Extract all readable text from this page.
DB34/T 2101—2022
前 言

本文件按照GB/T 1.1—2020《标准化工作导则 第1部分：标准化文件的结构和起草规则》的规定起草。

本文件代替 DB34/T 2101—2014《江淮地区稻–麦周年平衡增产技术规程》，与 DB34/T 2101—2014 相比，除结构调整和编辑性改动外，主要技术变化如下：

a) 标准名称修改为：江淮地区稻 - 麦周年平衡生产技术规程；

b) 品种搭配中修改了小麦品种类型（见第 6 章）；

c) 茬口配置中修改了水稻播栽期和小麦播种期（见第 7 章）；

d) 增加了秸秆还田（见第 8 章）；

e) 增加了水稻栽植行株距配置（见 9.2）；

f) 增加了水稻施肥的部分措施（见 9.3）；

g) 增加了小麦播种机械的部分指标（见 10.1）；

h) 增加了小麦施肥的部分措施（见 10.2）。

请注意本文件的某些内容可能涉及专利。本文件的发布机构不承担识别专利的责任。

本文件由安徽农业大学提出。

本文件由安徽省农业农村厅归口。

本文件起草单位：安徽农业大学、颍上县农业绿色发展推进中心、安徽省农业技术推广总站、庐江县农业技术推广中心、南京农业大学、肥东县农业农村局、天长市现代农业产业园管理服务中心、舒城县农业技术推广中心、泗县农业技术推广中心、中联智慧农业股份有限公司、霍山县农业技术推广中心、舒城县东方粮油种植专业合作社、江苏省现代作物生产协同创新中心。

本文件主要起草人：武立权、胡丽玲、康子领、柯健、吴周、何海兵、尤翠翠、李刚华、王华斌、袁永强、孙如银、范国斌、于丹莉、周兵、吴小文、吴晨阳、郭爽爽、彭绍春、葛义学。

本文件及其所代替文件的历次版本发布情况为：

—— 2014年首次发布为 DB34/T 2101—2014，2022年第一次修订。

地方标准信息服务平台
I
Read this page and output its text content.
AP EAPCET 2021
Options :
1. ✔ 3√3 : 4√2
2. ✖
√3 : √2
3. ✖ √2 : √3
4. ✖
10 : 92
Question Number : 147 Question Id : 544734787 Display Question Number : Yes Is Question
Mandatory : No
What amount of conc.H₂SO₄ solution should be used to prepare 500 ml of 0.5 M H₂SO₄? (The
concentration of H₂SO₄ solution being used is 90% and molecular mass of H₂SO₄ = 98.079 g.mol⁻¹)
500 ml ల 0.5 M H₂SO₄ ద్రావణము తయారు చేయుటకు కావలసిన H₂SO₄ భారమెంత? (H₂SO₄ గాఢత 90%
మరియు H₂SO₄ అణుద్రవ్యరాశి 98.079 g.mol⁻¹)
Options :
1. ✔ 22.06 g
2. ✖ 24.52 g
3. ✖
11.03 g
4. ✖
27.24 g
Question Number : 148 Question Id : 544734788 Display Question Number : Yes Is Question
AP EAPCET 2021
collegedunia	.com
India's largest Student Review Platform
---
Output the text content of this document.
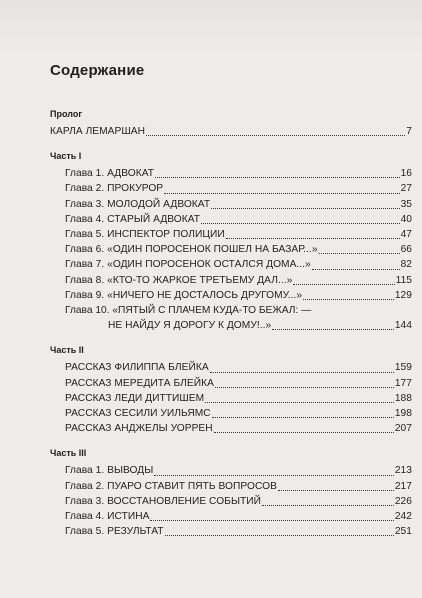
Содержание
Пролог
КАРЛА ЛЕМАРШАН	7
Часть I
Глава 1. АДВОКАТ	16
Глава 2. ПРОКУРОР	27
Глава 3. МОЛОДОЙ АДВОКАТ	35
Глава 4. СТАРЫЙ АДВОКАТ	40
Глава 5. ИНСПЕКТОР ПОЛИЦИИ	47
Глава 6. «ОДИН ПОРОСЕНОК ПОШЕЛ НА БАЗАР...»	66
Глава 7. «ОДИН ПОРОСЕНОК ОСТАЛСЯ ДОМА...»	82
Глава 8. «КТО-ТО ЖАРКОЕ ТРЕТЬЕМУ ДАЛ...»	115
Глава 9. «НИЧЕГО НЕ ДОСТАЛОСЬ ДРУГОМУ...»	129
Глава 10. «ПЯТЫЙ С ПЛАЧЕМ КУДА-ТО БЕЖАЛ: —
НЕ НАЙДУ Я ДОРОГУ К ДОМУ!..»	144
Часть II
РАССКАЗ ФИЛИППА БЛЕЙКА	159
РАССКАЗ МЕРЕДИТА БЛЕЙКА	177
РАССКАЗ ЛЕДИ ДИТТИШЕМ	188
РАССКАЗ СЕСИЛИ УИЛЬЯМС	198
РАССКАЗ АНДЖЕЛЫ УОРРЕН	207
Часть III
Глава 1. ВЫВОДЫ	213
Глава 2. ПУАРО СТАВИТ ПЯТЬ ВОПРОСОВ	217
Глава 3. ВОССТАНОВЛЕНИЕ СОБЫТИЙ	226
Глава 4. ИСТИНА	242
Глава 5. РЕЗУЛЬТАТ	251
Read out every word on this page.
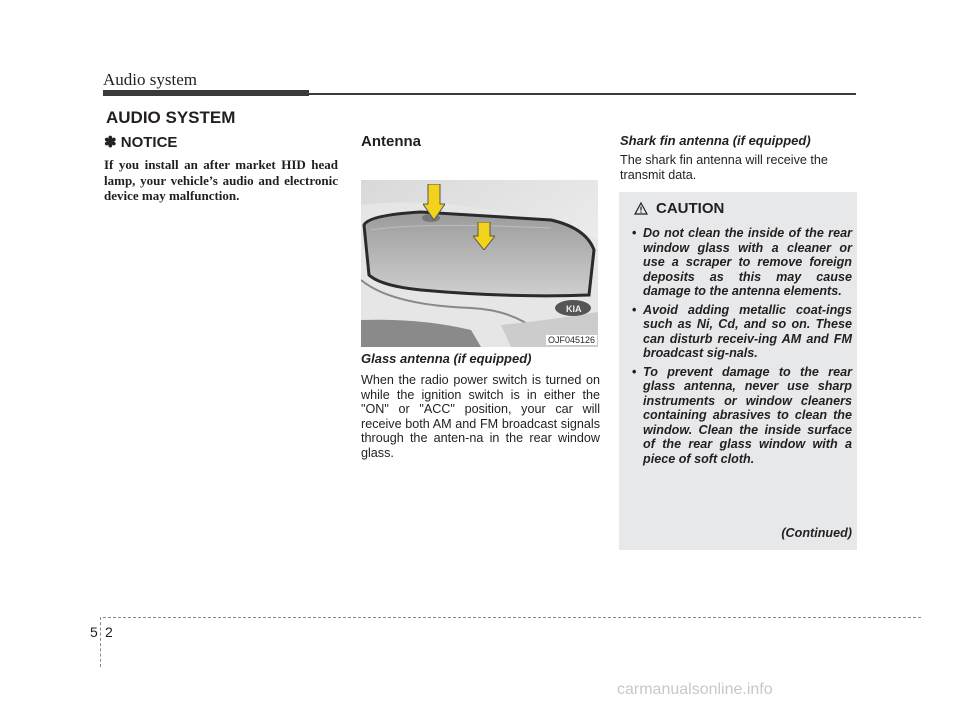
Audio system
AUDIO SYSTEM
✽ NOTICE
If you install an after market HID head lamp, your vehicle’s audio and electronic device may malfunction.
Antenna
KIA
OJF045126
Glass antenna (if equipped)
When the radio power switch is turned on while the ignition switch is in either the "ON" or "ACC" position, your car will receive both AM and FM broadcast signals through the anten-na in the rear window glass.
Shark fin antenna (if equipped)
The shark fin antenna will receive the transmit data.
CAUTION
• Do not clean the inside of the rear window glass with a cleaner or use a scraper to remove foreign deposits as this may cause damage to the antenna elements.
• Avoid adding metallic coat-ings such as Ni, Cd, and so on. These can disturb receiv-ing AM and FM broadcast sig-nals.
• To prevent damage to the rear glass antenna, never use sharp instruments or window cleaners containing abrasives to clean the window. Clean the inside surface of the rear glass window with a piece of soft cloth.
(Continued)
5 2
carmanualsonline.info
==
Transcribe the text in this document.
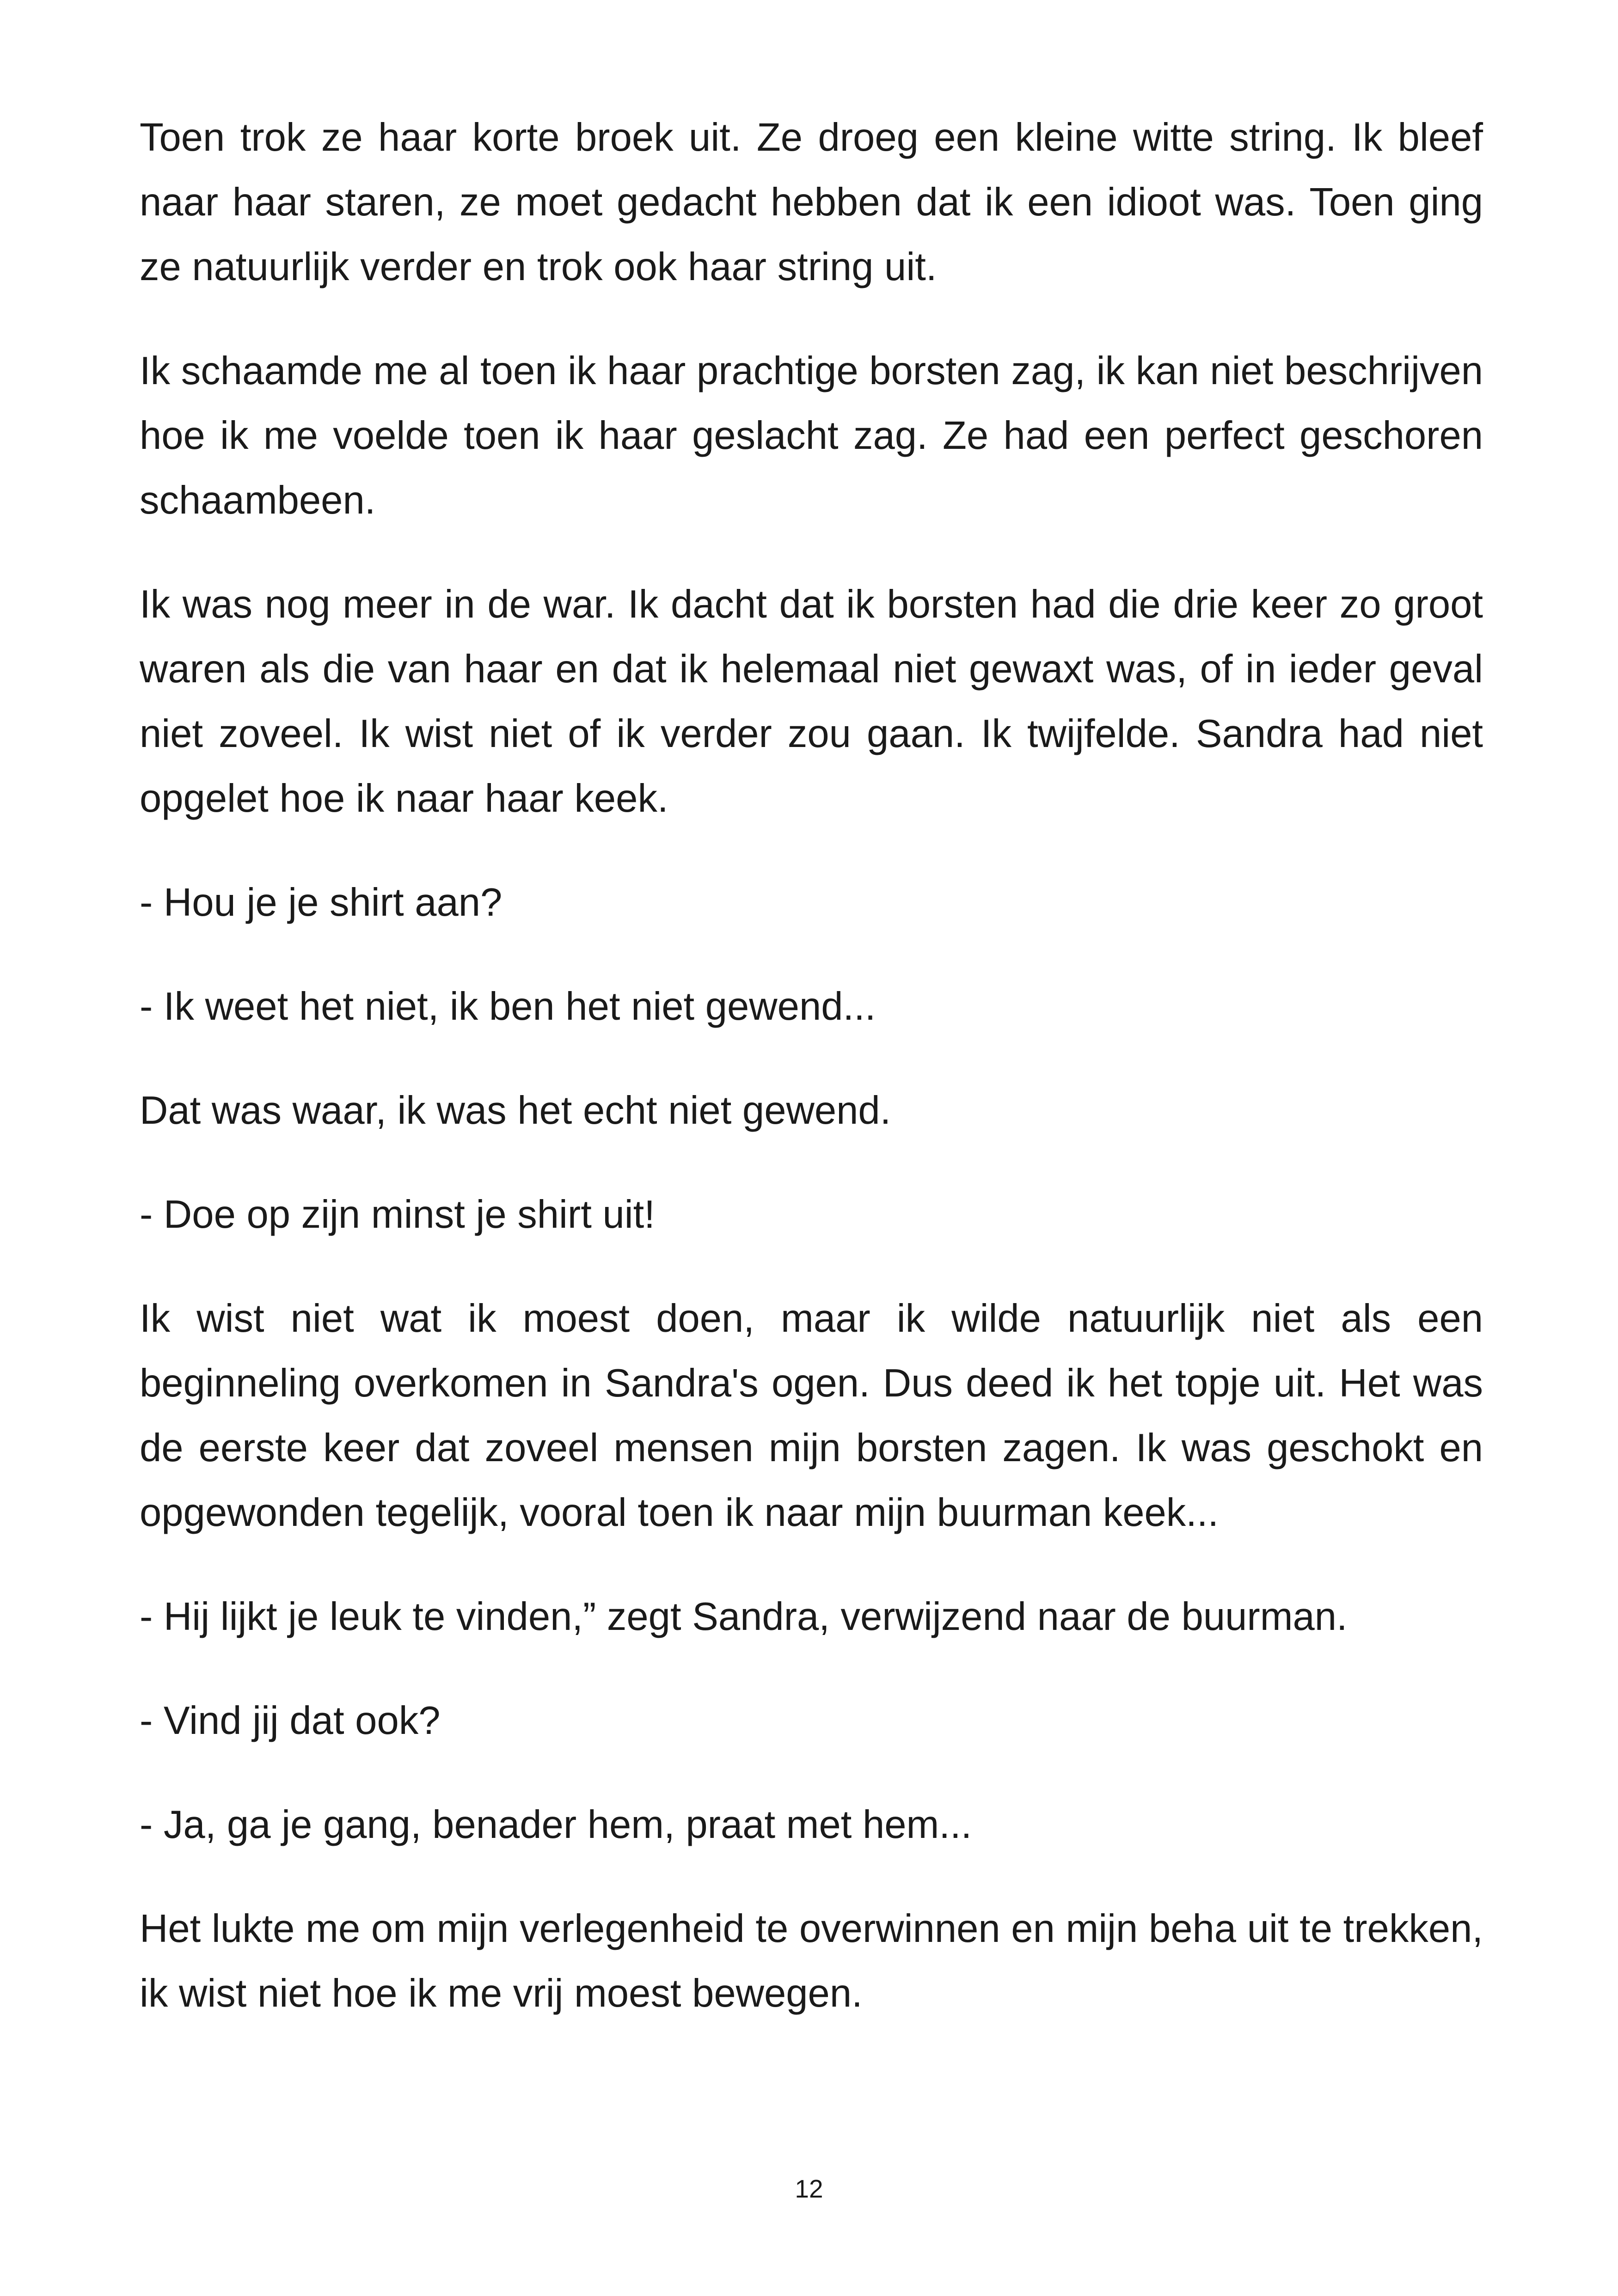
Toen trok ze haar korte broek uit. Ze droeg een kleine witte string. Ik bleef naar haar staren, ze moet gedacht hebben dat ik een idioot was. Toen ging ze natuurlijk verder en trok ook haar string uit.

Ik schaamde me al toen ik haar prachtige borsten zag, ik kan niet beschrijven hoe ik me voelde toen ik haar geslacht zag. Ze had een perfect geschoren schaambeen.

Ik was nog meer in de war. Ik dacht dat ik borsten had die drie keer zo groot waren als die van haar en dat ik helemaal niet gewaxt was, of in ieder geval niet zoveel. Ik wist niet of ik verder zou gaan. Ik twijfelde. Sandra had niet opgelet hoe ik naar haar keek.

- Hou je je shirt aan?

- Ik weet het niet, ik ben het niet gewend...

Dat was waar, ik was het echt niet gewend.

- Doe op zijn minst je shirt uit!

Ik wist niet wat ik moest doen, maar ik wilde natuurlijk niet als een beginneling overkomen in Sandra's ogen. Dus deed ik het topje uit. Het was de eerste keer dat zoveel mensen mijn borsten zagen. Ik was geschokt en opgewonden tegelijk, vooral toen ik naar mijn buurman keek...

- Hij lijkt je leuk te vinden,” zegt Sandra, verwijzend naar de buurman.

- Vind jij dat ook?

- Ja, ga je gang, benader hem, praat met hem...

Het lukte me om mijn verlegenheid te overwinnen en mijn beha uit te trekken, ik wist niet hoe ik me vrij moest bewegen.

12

**EXERCISE DIRECTIONS**
Return each line where "broadcast" shows up.

**CORRECT RESULT**
When the radio power switch is turned on while the ignition switch is in either the "ON" or "ACC" position, your car will receive both AM and FM broadcast signals through the anten-na in the rear window glass.
• Avoid adding metallic coat-ings such as Ni, Cd, and so on. These can disturb receiv-ing AM and FM broadcast sig-nals.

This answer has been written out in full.